REQUIREMENT ->
The listing below should be printed exactly, every line of it. Skip the pictures.

================================

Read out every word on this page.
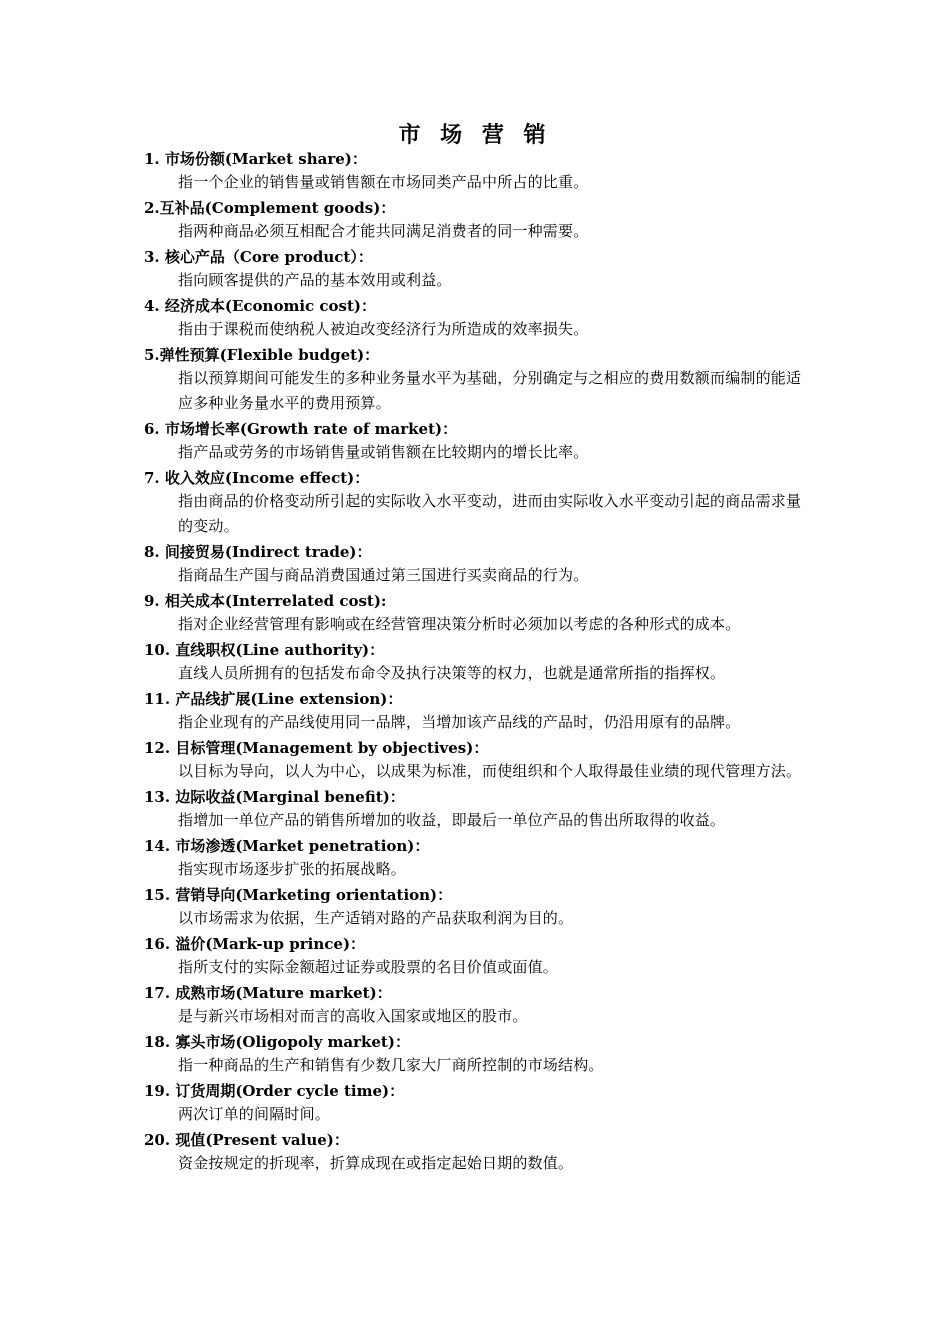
市 场 营 销
1. 市场份额(Market share)：
指一个企业的销售量或销售额在市场同类产品中所占的比重。
2.互补品(Complement goods)：
指两种商品必须互相配合才能共同满足消费者的同一种需要。
3. 核心产品（Core product）：
指向顾客提供的产品的基本效用或利益。
4. 经济成本(Economic cost)：
指由于课税而使纳税人被迫改变经济行为所造成的效率损失。
5.弹性预算(Flexible budget)：
指以预算期间可能发生的多种业务量水平为基础，分别确定与之相应的费用数额而编制的能适应多种业务量水平的费用预算。
6. 市场增长率(Growth rate of market)：
指产品或劳务的市场销售量或销售额在比较期内的增长比率。
7. 收入效应(Income effect)：
指由商品的价格变动所引起的实际收入水平变动，进而由实际收入水平变动引起的商品需求量的变动。
8. 间接贸易(Indirect trade)：
指商品生产国与商品消费国通过第三国进行买卖商品的行为。
9. 相关成本(Interrelated cost):
指对企业经营管理有影响或在经营管理决策分析时必须加以考虑的各种形式的成本。
10. 直线职权(Line authority)：
直线人员所拥有的包括发布命令及执行决策等的权力，也就是通常所指的指挥权。
11. 产品线扩展(Line extension)：
指企业现有的产品线使用同一品牌，当增加该产品线的产品时，仍沿用原有的品牌。
12. 目标管理(Management by objectives)：
以目标为导向，以人为中心，以成果为标准，而使组织和个人取得最佳业绩的现代管理方法。
13. 边际收益(Marginal benefit)：
指增加一单位产品的销售所增加的收益，即最后一单位产品的售出所取得的收益。
14. 市场渗透(Market penetration)：
指实现市场逐步扩张的拓展战略。
15. 营销导向(Marketing orientation)：
以市场需求为依据，生产适销对路的产品获取利润为目的。
16. 溢价(Mark-up prince)：
指所支付的实际金额超过证券或股票的名目价值或面值。
17. 成熟市场(Mature market)：
是与新兴市场相对而言的高收入国家或地区的股市。
18. 寡头市场(Oligopoly market)：
指一种商品的生产和销售有少数几家大厂商所控制的市场结构。
19. 订货周期(Order cycle time)：
两次订单的间隔时间。
20. 现值(Present value)：
资金按规定的折现率，折算成现在或指定起始日期的数值。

================================

FINISHED ANSWER ->
Read out every word on this page.
市 场 营 销
1. 市场份额(Market share)：
指一个企业的销售量或销售额在市场同类产品中所占的比重。
2.互补品(Complement goods)：
指两种商品必须互相配合才能共同满足消费者的同一种需要。
3. 核心产品（Core product）：
指向顾客提供的产品的基本效用或利益。
4. 经济成本(Economic cost)：
指由于课税而使纳税人被迫改变经济行为所造成的效率损失。
5.弹性预算(Flexible budget)：
指以预算期间可能发生的多种业务量水平为基础，分别确定与之相应的费用数额而编制的能适应多种业务量水平的费用预算。
6. 市场增长率(Growth rate of market)：
指产品或劳务的市场销售量或销售额在比较期内的增长比率。
7. 收入效应(Income effect)：
指由商品的价格变动所引起的实际收入水平变动，进而由实际收入水平变动引起的商品需求量的变动。
8. 间接贸易(Indirect trade)：
指商品生产国与商品消费国通过第三国进行买卖商品的行为。
9. 相关成本(Interrelated cost):
指对企业经营管理有影响或在经营管理决策分析时必须加以考虑的各种形式的成本。
10. 直线职权(Line authority)：
直线人员所拥有的包括发布命令及执行决策等的权力，也就是通常所指的指挥权。
11. 产品线扩展(Line extension)：
指企业现有的产品线使用同一品牌，当增加该产品线的产品时，仍沿用原有的品牌。
12. 目标管理(Management by objectives)：
以目标为导向，以人为中心，以成果为标准，而使组织和个人取得最佳业绩的现代管理方法。
13. 边际收益(Marginal benefit)：
指增加一单位产品的销售所增加的收益，即最后一单位产品的售出所取得的收益。
14. 市场渗透(Market penetration)：
指实现市场逐步扩张的拓展战略。
15. 营销导向(Marketing orientation)：
以市场需求为依据，生产适销对路的产品获取利润为目的。
16. 溢价(Mark-up prince)：
指所支付的实际金额超过证券或股票的名目价值或面值。
17. 成熟市场(Mature market)：
是与新兴市场相对而言的高收入国家或地区的股市。
18. 寡头市场(Oligopoly market)：
指一种商品的生产和销售有少数几家大厂商所控制的市场结构。
19. 订货周期(Order cycle time)：
两次订单的间隔时间。
20. 现值(Present value)：
资金按规定的折现率，折算成现在或指定起始日期的数值。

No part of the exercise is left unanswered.